» Aim of the task
In the listing below, identify each line with the word "this" and return those lines.

***

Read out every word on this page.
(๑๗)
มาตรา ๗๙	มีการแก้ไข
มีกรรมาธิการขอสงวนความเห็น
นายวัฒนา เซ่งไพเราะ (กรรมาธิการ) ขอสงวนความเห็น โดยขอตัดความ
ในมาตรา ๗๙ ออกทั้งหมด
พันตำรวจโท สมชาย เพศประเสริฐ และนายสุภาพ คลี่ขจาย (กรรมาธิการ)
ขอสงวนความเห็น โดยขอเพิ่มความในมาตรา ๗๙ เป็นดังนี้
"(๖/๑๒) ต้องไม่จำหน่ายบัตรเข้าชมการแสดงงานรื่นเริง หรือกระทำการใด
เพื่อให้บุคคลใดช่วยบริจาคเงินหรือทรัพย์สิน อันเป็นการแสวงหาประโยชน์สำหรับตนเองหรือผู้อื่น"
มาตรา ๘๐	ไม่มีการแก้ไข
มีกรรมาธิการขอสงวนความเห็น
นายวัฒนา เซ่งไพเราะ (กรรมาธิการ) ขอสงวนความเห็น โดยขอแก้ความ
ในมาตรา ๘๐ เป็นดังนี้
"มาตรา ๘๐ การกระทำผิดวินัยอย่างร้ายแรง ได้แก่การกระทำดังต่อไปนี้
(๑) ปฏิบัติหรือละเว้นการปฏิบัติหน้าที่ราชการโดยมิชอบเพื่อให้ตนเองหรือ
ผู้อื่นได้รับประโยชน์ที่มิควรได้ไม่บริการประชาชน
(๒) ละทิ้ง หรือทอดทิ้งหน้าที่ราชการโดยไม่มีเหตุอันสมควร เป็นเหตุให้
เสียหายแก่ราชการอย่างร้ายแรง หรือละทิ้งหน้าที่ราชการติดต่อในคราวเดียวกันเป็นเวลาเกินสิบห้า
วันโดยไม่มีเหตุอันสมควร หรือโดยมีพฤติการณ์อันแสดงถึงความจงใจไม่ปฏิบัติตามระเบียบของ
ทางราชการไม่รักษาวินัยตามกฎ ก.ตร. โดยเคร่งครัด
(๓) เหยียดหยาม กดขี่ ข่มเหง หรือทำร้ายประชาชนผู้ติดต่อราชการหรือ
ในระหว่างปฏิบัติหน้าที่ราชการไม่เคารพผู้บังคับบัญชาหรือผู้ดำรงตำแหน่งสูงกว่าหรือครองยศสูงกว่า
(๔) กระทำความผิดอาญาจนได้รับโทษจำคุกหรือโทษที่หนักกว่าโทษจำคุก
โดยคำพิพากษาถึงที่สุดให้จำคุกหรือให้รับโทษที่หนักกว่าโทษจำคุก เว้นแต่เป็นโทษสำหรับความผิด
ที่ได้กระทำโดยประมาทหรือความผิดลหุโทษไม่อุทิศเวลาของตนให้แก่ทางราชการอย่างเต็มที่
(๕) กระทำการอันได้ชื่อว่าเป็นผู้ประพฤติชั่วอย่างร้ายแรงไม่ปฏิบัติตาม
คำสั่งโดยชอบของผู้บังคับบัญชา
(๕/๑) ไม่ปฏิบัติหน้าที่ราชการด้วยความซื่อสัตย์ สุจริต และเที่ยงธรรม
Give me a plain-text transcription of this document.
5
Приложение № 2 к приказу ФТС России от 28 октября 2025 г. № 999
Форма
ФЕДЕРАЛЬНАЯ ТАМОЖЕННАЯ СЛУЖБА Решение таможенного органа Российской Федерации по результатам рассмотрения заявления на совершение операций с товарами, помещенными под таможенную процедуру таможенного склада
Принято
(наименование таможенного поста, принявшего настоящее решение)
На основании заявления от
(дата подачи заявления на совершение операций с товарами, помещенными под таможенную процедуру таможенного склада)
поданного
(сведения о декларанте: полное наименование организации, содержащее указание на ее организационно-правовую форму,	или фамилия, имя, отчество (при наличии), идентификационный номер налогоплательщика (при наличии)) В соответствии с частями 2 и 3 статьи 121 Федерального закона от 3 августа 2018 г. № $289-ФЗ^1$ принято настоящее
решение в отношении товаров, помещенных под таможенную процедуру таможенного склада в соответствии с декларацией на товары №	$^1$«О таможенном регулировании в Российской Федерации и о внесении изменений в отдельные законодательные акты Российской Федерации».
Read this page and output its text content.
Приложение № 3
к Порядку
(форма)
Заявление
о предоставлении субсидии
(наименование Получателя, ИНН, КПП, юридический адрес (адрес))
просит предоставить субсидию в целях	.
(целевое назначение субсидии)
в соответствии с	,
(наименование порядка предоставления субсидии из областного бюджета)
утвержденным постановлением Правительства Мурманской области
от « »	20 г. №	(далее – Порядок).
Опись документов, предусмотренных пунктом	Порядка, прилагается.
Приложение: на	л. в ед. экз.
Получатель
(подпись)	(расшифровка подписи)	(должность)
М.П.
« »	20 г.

***

» Complete response
Read out every word on this page.
Give me a plain-text transcription of this document.
Read this page and output its text content.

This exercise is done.